**TASK BRIEF:** Copy all lines below containing "than".

**ENTRIES SUPPLIED:**
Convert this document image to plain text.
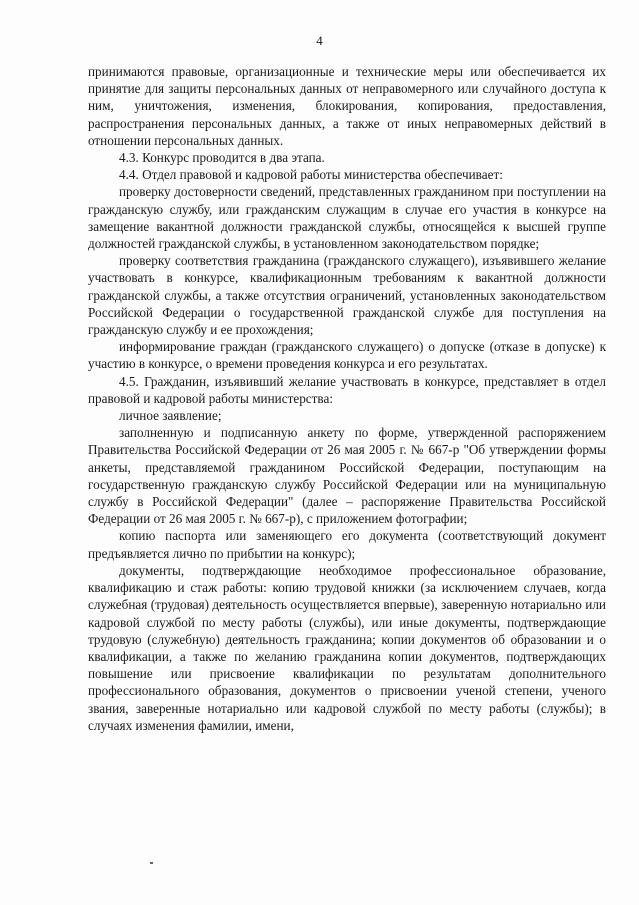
4

принимаются правовые, организационные и технические меры или обеспечивается их принятие для защиты персональных данных от неправомерного или случайного доступа к ним, уничтожения, изменения, блокирования, копирования, предоставления, распространения персональных данных, а также от иных неправомерных действий в отношении персональных данных.

4.3. Конкурс проводится в два этапа.

4.4. Отдел правовой и кадровой работы министерства обеспечивает:

проверку достоверности сведений, представленных гражданином при поступлении на гражданскую службу, или гражданским служащим в случае его участия в конкурсе на замещение вакантной должности гражданской службы, относящейся к высшей группе должностей гражданской службы, в установленном законодательством порядке;

проверку соответствия гражданина (гражданского служащего), изъявившего желание участвовать в конкурсе, квалификационным требованиям к вакантной должности гражданской службы, а также отсутствия ограничений, установленных законодательством Российской Федерации о государственной гражданской службе для поступления на гражданскую службу и ее прохождения;

информирование граждан (гражданского служащего) о допуске (отказе в допуске) к участию в конкурсе, о времени проведения конкурса и его результатах.

4.5. Гражданин, изъявивший желание участвовать в конкурсе, представляет в отдел правовой и кадровой работы министерства:

личное заявление;

заполненную и подписанную анкету по форме, утвержденной распоряжением Правительства Российской Федерации от 26 мая 2005 г. № 667-р "Об утверждении формы анкеты, представляемой гражданином Российской Федерации, поступающим на государственную гражданскую службу Российской Федерации или на муниципальную службу в Российской Федерации" (далее – распоряжение Правительства Российской Федерации от 26 мая 2005 г. № 667-р), с приложением фотографии;

копию паспорта или заменяющего его документа (соответствующий документ предъявляется лично по прибытии на конкурс);

документы, подтверждающие необходимое профессиональное образование, квалификацию и стаж работы: копию трудовой книжки (за исключением случаев, когда служебная (трудовая) деятельность осуществляется впервые), заверенную нотариально или кадровой службой по месту работы (службы), или иные документы, подтверждающие трудовую (служебную) деятельность гражданина; копии документов об образовании и о квалификации, а также по желанию гражданина копии документов, подтверждающих повышение или присвоение квалификации по результатам дополнительного профессионального образования, документов о присвоении ученой степени, ученого звания, заверенные нотариально или кадровой службой по месту работы (службы); в случаях изменения фамилии, имени,
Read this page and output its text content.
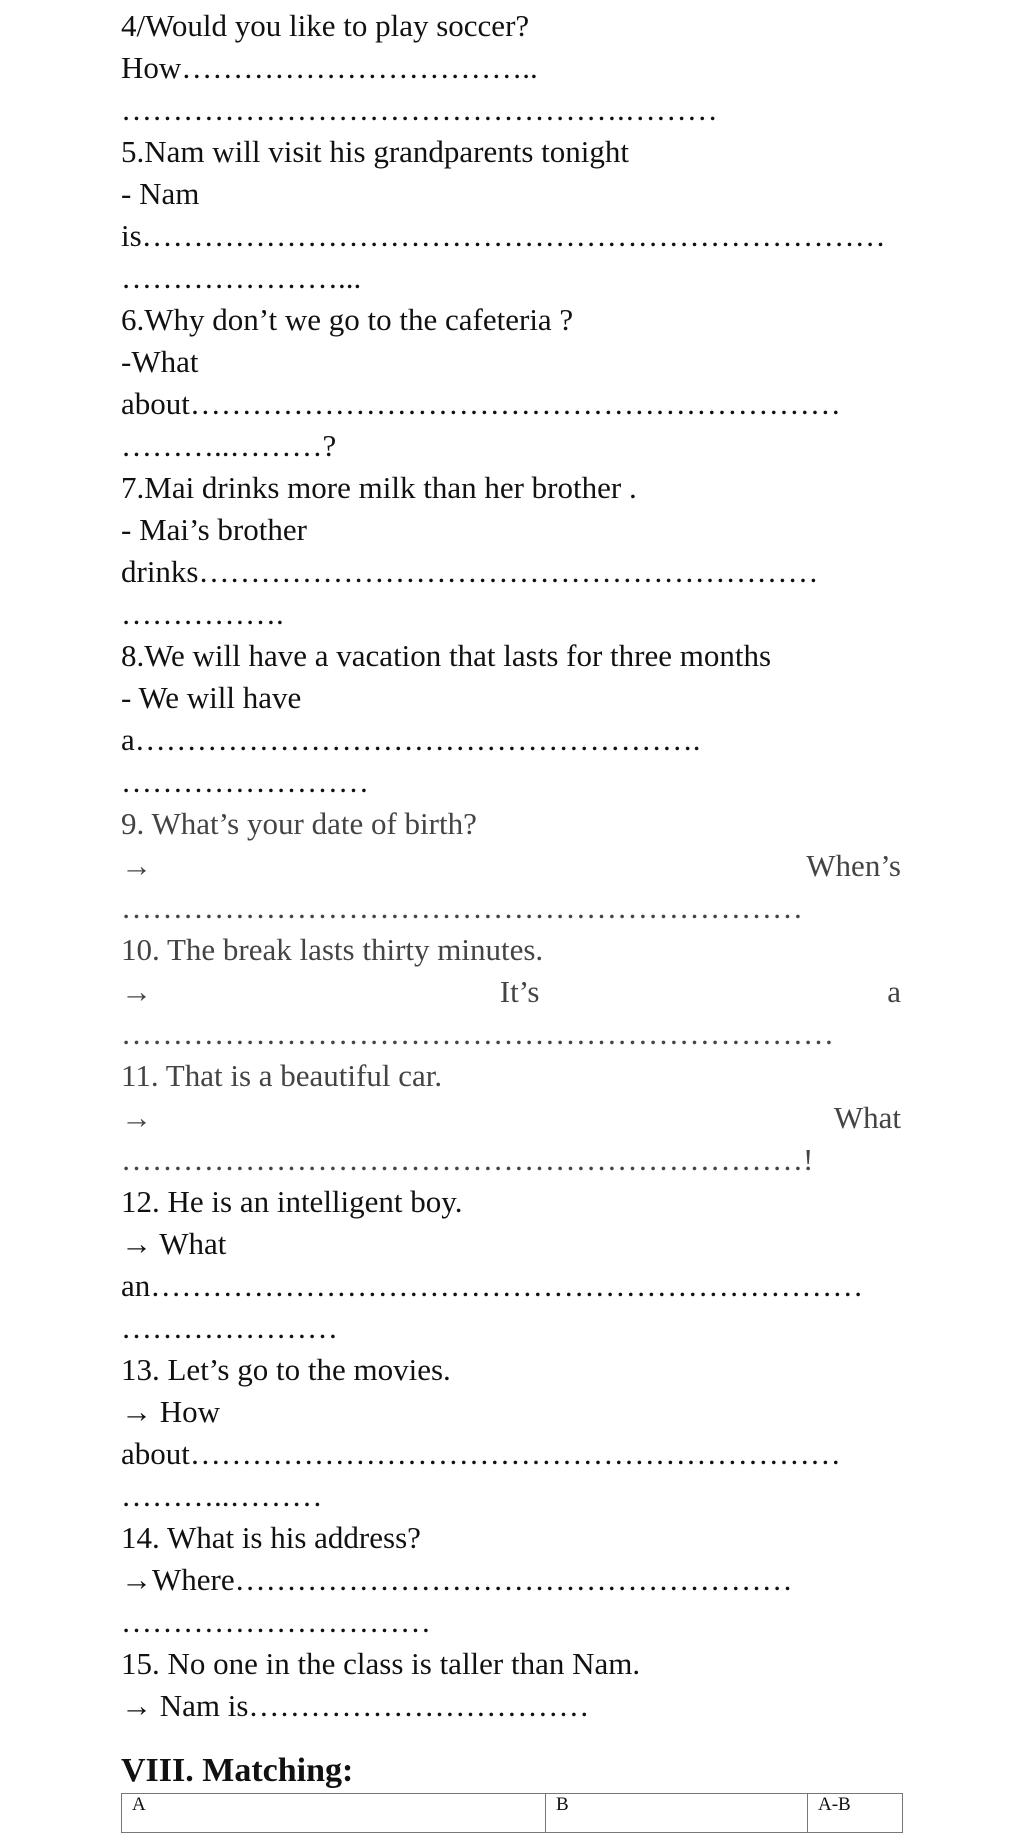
4/Would you like to play soccer?
How……………………………..
………………………………………….………
5.Nam will visit his grandparents tonight
- Nam
is………………………………………………………………
…………………...
6.Why don’t we go to the cafeteria ?
-What
about………………………………………………………
………..………?
7.Mai drinks more milk than her brother .
- Mai’s brother
drinks……………………………………………………
…………….
8.We will have a vacation that lasts for three months
- We will have
a……………………………………………….
……………………
9. What’s your date of birth?
→	When’s
…………………………………………………………
10. The break lasts thirty minutes.
→	It’s	a
……………………………………………………………
11. That is a beautiful car.
→	What
…………………………………………………………!
12. He is an intelligent boy.
→ What
an……………………………………………………………
…………………
13. Let’s go to the movies.
→ How
about………………………………………………………
………..………
14. What is his address?
→Where………………………………………………
…………………………
15. No one in the class is taller than Nam.
→ Nam is……………………………
VIII. Matching:
A	B	A-B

**TASK RESPONSE:**
7.Mai drinks more milk than her brother .
15. No one in the class is taller than Nam.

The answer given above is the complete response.